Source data
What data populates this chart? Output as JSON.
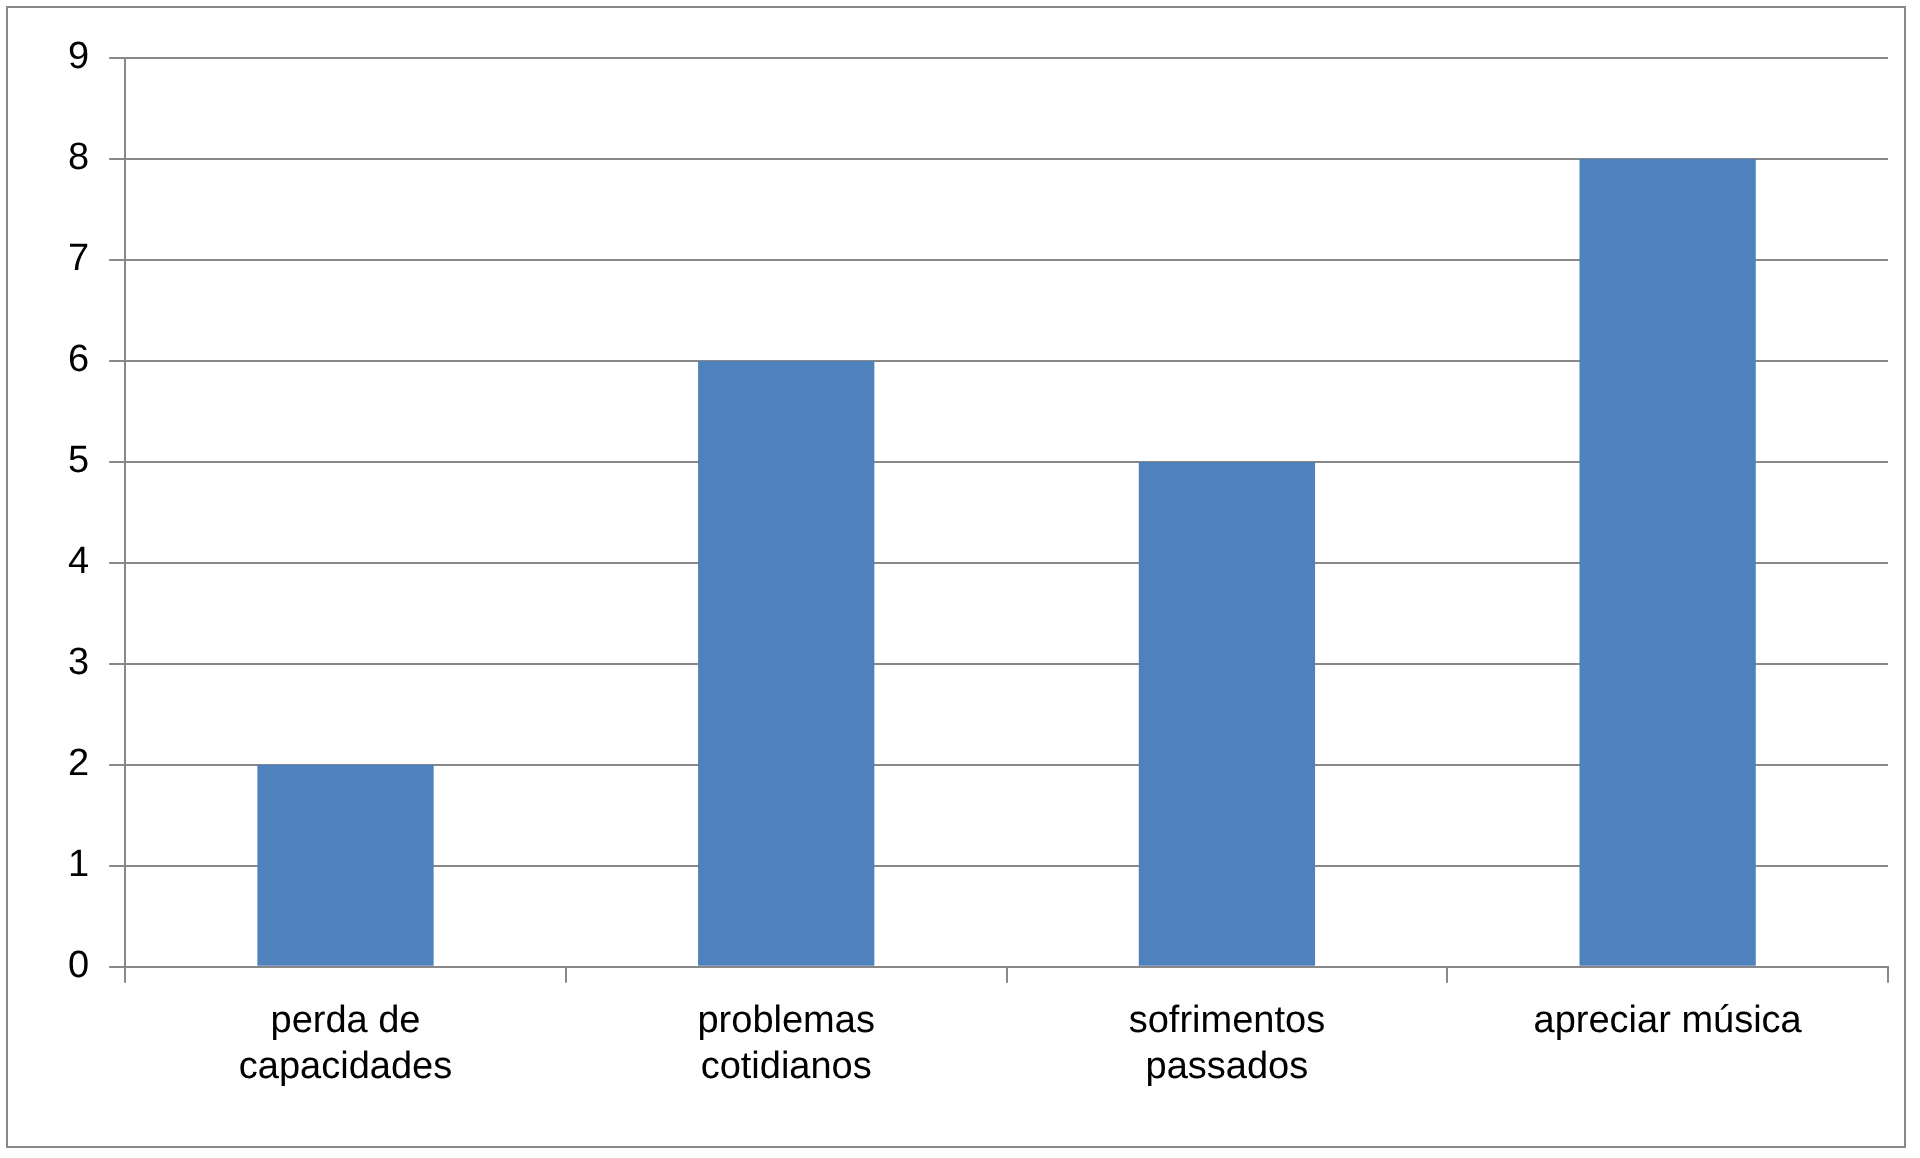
{
  "chart_data": {
    "type": "bar",
    "categories": [
      "perda de capacidades",
      "problemas cotidianos",
      "sofrimentos passados",
      "apreciar música"
    ],
    "values": [
      2,
      6,
      5,
      8
    ],
    "color": "#4f81bd",
    "ylim": [
      0,
      9
    ],
    "yticks": [
      0,
      1,
      2,
      3,
      4,
      5,
      6,
      7,
      8,
      9
    ],
    "grid": "y",
    "legend": false
  }
}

**WHAT IS ASKED**
Copy the records above exactly, leaving out every picture.

**IN RESPONSE**
What data populates this chart? Output as JSON.
{
  "chart_data": {
    "type": "bar",
    "categories": [
      "perda de capacidades",
      "problemas cotidianos",
      "sofrimentos passados",
      "apreciar música"
    ],
    "values": [
      2,
      6,
      5,
      8
    ],
    "color": "#4f81bd",
    "ylim": [
      0,
      9
    ],
    "yticks": [
      0,
      1,
      2,
      3,
      4,
      5,
      6,
      7,
      8,
      9
    ],
    "grid": "y",
    "legend": false
  }
}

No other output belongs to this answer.